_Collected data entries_
- - -
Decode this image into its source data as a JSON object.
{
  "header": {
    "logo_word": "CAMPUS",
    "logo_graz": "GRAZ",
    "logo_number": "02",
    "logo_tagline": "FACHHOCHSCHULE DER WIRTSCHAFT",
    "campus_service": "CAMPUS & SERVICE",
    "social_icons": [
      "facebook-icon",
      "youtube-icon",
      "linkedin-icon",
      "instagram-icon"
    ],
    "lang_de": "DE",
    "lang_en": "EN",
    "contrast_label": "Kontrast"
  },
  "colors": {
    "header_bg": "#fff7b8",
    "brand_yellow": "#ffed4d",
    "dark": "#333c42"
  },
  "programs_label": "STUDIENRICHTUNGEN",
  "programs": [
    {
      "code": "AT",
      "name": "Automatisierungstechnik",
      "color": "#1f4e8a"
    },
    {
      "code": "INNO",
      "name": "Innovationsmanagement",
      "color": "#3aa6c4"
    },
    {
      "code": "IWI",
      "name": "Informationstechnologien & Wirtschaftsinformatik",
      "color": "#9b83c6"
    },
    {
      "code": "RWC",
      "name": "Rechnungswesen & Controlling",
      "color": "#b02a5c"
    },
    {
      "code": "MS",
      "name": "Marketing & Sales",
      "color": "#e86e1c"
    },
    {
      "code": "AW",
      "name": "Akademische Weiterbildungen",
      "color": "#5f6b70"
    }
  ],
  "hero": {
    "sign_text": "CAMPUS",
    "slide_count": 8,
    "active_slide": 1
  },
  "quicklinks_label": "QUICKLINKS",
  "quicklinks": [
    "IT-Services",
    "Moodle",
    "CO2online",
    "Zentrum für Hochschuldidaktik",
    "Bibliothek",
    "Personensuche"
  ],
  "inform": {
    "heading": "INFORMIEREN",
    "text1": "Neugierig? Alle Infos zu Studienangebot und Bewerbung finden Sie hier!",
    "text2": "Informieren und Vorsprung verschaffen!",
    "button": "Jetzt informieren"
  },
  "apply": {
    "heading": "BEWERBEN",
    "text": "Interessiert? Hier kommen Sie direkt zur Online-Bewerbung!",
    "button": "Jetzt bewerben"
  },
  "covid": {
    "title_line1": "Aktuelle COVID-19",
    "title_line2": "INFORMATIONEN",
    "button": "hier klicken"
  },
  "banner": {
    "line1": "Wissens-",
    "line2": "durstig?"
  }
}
- - -
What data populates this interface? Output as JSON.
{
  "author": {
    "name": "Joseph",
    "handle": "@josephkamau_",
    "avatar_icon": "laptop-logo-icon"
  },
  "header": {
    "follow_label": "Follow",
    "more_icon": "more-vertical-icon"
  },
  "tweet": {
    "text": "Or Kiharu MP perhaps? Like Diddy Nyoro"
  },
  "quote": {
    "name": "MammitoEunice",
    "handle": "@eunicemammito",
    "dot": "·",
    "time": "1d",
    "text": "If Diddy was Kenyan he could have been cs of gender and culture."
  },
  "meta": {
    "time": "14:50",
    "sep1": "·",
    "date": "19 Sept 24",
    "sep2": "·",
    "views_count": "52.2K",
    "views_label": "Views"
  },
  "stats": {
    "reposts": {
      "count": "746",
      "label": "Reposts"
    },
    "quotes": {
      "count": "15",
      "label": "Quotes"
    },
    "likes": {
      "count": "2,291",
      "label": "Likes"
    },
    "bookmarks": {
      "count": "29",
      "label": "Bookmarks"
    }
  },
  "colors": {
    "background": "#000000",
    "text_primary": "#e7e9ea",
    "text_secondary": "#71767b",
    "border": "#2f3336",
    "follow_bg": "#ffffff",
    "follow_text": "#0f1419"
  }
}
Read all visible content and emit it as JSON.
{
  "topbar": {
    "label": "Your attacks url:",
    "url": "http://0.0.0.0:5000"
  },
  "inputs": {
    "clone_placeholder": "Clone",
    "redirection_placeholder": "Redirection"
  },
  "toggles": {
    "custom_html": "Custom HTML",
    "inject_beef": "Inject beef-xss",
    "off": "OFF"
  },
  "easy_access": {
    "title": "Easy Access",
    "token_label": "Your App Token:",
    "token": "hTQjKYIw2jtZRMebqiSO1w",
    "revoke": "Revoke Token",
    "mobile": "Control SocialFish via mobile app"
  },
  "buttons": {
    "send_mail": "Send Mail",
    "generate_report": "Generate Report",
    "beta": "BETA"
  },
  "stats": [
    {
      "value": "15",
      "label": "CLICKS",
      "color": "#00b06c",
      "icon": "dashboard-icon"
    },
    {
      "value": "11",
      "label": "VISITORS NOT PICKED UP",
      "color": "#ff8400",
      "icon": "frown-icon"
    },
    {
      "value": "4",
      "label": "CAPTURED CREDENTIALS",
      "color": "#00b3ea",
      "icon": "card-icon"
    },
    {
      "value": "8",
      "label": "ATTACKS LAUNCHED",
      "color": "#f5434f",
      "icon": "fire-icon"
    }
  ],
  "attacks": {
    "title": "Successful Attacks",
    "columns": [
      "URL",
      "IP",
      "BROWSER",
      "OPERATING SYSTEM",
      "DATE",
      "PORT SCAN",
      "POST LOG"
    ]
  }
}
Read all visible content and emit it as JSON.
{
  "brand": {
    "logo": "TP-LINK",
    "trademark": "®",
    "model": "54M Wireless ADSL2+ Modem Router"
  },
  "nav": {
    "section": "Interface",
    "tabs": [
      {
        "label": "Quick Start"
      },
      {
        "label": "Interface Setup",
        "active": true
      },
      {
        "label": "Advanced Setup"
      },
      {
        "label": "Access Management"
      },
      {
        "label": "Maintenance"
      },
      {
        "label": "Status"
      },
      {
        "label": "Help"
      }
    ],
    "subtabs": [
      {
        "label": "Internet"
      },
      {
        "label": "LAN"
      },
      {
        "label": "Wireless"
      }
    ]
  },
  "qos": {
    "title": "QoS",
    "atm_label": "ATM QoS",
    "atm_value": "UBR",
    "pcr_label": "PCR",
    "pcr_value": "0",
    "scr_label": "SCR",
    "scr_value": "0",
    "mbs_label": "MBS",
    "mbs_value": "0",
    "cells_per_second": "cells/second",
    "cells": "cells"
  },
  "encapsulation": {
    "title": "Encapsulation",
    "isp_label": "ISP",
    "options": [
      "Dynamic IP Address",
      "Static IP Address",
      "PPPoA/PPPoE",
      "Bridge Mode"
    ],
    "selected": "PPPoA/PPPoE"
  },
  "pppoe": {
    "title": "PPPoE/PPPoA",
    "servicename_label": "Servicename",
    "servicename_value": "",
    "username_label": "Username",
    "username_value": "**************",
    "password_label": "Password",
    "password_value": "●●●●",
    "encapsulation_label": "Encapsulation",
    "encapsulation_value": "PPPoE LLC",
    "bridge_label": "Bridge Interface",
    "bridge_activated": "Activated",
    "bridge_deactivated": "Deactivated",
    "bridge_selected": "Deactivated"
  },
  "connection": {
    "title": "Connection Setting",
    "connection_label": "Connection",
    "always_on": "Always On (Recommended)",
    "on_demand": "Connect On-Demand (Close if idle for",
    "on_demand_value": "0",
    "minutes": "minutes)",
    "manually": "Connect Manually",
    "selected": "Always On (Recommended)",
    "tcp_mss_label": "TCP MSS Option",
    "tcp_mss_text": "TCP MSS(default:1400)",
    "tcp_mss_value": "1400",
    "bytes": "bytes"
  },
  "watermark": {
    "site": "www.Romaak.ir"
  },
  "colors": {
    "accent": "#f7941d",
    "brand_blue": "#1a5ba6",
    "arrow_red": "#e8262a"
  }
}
- - -
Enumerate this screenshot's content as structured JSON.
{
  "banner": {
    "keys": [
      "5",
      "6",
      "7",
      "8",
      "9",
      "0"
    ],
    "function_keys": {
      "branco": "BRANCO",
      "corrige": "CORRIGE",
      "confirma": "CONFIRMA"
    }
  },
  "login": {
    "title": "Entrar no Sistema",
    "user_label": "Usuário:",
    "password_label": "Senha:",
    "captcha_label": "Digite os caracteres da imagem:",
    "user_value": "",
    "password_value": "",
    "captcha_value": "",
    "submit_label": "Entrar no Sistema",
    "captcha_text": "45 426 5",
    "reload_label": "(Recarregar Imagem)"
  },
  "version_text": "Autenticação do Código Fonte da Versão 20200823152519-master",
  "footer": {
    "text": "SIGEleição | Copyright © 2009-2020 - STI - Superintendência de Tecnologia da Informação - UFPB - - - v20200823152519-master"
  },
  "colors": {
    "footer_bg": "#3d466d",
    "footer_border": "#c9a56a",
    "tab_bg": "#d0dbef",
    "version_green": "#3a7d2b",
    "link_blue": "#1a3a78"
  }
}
- - -
_Requirements_
Tally how many lines of the records hold the word "CAMPUS". Answer with the number only.

_Complete answer_
3